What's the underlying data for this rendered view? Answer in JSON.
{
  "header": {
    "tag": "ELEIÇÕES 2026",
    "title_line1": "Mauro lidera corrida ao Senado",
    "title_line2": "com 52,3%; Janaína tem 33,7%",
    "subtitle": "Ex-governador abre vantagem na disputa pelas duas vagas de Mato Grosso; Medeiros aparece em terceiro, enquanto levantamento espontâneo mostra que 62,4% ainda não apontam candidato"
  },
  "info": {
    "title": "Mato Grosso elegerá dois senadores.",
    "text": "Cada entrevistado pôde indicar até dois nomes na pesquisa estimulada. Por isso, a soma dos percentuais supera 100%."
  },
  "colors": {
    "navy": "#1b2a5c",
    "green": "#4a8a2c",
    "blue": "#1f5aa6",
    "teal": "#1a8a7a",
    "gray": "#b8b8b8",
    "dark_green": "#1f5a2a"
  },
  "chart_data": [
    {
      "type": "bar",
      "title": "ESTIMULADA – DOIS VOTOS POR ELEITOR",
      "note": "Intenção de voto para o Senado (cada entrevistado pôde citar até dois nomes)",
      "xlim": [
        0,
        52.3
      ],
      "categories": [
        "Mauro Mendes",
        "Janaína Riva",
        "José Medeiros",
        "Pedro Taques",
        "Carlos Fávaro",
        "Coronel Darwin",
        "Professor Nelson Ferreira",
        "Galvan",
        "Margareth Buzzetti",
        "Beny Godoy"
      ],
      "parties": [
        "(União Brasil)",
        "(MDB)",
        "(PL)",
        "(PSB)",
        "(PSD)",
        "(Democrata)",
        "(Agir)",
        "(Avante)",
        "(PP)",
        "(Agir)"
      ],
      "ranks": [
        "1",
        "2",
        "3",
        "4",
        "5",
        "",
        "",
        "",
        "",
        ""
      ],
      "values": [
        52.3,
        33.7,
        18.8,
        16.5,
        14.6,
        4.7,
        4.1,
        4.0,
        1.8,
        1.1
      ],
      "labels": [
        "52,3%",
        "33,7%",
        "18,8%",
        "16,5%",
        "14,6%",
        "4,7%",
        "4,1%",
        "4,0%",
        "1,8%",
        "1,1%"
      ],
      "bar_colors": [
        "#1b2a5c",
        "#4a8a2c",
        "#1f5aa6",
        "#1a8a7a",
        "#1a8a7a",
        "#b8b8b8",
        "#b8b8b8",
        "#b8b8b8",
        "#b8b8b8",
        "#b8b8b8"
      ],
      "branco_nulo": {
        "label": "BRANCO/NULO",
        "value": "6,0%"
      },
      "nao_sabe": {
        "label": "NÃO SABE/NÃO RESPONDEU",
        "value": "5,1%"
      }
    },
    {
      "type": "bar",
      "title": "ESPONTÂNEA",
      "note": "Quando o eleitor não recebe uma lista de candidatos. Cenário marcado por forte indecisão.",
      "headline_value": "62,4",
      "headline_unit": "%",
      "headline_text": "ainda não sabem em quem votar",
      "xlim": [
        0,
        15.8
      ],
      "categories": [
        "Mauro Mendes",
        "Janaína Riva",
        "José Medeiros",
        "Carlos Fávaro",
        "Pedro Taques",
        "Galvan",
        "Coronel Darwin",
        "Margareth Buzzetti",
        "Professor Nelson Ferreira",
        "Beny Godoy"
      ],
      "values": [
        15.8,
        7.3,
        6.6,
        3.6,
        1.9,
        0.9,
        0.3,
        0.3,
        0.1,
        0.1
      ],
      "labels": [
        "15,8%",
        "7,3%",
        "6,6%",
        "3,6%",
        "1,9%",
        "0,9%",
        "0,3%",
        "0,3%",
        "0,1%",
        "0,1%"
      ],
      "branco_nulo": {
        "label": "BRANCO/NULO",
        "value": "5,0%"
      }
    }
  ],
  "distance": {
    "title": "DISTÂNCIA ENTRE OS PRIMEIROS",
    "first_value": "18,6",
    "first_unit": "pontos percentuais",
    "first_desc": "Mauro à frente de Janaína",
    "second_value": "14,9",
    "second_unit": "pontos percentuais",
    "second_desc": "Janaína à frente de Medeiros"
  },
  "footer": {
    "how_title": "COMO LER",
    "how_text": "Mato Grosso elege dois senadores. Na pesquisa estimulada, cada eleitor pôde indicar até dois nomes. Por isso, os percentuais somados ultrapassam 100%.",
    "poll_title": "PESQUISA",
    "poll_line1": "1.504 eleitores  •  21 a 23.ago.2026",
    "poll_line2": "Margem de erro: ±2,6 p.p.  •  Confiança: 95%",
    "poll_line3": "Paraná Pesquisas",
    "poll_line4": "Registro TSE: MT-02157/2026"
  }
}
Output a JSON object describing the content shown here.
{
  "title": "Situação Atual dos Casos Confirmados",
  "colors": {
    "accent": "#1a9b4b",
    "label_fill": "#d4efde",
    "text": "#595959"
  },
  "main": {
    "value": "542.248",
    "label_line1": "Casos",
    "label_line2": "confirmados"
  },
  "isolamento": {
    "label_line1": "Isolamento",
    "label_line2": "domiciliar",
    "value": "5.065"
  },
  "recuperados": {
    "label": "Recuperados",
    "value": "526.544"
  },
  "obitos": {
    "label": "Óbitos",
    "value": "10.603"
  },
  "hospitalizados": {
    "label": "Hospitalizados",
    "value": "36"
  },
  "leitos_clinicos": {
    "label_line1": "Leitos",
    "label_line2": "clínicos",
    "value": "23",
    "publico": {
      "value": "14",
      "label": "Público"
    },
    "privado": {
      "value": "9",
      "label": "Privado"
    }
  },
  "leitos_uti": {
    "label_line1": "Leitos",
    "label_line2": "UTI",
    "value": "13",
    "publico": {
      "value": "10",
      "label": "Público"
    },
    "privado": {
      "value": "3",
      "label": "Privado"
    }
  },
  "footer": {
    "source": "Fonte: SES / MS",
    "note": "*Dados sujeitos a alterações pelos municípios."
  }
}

********************

◆ GIVEN TASK ◆
The records above should be restated word for word, please.

◆ RESULT OF THIS EXERCISE ◆
What's the underlying data for this rendered view? Answer in JSON.
{
  "header": {
    "tag": "ELEIÇÕES 2026",
    "title_line1": "Mauro lidera corrida ao Senado",
    "title_line2": "com 52,3%; Janaína tem 33,7%",
    "subtitle": "Ex-governador abre vantagem na disputa pelas duas vagas de Mato Grosso; Medeiros aparece em terceiro, enquanto levantamento espontâneo mostra que 62,4% ainda não apontam candidato"
  },
  "info": {
    "title": "Mato Grosso elegerá dois senadores.",
    "text": "Cada entrevistado pôde indicar até dois nomes na pesquisa estimulada. Por isso, a soma dos percentuais supera 100%."
  },
  "colors": {
    "navy": "#1b2a5c",
    "green": "#4a8a2c",
    "blue": "#1f5aa6",
    "teal": "#1a8a7a",
    "gray": "#b8b8b8",
    "dark_green": "#1f5a2a"
  },
  "chart_data": [
    {
      "type": "bar",
      "title": "ESTIMULADA – DOIS VOTOS POR ELEITOR",
      "note": "Intenção de voto para o Senado (cada entrevistado pôde citar até dois nomes)",
      "xlim": [
        0,
        52.3
      ],
      "categories": [
        "Mauro Mendes",
        "Janaína Riva",
        "José Medeiros",
        "Pedro Taques",
        "Carlos Fávaro",
        "Coronel Darwin",
        "Professor Nelson Ferreira",
        "Galvan",
        "Margareth Buzzetti",
        "Beny Godoy"
      ],
      "parties": [
        "(União Brasil)",
        "(MDB)",
        "(PL)",
        "(PSB)",
        "(PSD)",
        "(Democrata)",
        "(Agir)",
        "(Avante)",
        "(PP)",
        "(Agir)"
      ],
      "ranks": [
        "1",
        "2",
        "3",
        "4",
        "5",
        "",
        "",
        "",
        "",
        ""
      ],
      "values": [
        52.3,
        33.7,
        18.8,
        16.5,
        14.6,
        4.7,
        4.1,
        4.0,
        1.8,
        1.1
      ],
      "labels": [
        "52,3%",
        "33,7%",
        "18,8%",
        "16,5%",
        "14,6%",
        "4,7%",
        "4,1%",
        "4,0%",
        "1,8%",
        "1,1%"
      ],
      "bar_colors": [
        "#1b2a5c",
        "#4a8a2c",
        "#1f5aa6",
        "#1a8a7a",
        "#1a8a7a",
        "#b8b8b8",
        "#b8b8b8",
        "#b8b8b8",
        "#b8b8b8",
        "#b8b8b8"
      ],
      "branco_nulo": {
        "label": "BRANCO/NULO",
        "value": "6,0%"
      },
      "nao_sabe": {
        "label": "NÃO SABE/NÃO RESPONDEU",
        "value": "5,1%"
      }
    },
    {
      "type": "bar",
      "title": "ESPONTÂNEA",
      "note": "Quando o eleitor não recebe uma lista de candidatos. Cenário marcado por forte indecisão.",
      "headline_value": "62,4",
      "headline_unit": "%",
      "headline_text": "ainda não sabem em quem votar",
      "xlim": [
        0,
        15.8
      ],
      "categories": [
        "Mauro Mendes",
        "Janaína Riva",
        "José Medeiros",
        "Carlos Fávaro",
        "Pedro Taques",
        "Galvan",
        "Coronel Darwin",
        "Margareth Buzzetti",
        "Professor Nelson Ferreira",
        "Beny Godoy"
      ],
      "values": [
        15.8,
        7.3,
        6.6,
        3.6,
        1.9,
        0.9,
        0.3,
        0.3,
        0.1,
        0.1
      ],
      "labels": [
        "15,8%",
        "7,3%",
        "6,6%",
        "3,6%",
        "1,9%",
        "0,9%",
        "0,3%",
        "0,3%",
        "0,1%",
        "0,1%"
      ],
      "branco_nulo": {
        "label": "BRANCO/NULO",
        "value": "5,0%"
      }
    }
  ],
  "distance": {
    "title": "DISTÂNCIA ENTRE OS PRIMEIROS",
    "first_value": "18,6",
    "first_unit": "pontos percentuais",
    "first_desc": "Mauro à frente de Janaína",
    "second_value": "14,9",
    "second_unit": "pontos percentuais",
    "second_desc": "Janaína à frente de Medeiros"
  },
  "footer": {
    "how_title": "COMO LER",
    "how_text": "Mato Grosso elege dois senadores. Na pesquisa estimulada, cada eleitor pôde indicar até dois nomes. Por isso, os percentuais somados ultrapassam 100%.",
    "poll_title": "PESQUISA",
    "poll_line1": "1.504 eleitores  •  21 a 23.ago.2026",
    "poll_line2": "Margem de erro: ±2,6 p.p.  •  Confiança: 95%",
    "poll_line3": "Paraná Pesquisas",
    "poll_line4": "Registro TSE: MT-02157/2026"
  }
}
Output a JSON object describing the content shown here.
{
  "title": "Situação Atual dos Casos Confirmados",
  "colors": {
    "accent": "#1a9b4b",
    "label_fill": "#d4efde",
    "text": "#595959"
  },
  "main": {
    "value": "542.248",
    "label_line1": "Casos",
    "label_line2": "confirmados"
  },
  "isolamento": {
    "label_line1": "Isolamento",
    "label_line2": "domiciliar",
    "value": "5.065"
  },
  "recuperados": {
    "label": "Recuperados",
    "value": "526.544"
  },
  "obitos": {
    "label": "Óbitos",
    "value": "10.603"
  },
  "hospitalizados": {
    "label": "Hospitalizados",
    "value": "36"
  },
  "leitos_clinicos": {
    "label_line1": "Leitos",
    "label_line2": "clínicos",
    "value": "23",
    "publico": {
      "value": "14",
      "label": "Público"
    },
    "privado": {
      "value": "9",
      "label": "Privado"
    }
  },
  "leitos_uti": {
    "label_line1": "Leitos",
    "label_line2": "UTI",
    "value": "13",
    "publico": {
      "value": "10",
      "label": "Público"
    },
    "privado": {
      "value": "3",
      "label": "Privado"
    }
  },
  "footer": {
    "source": "Fonte: SES / MS",
    "note": "*Dados sujeitos a alterações pelos municípios."
  }
}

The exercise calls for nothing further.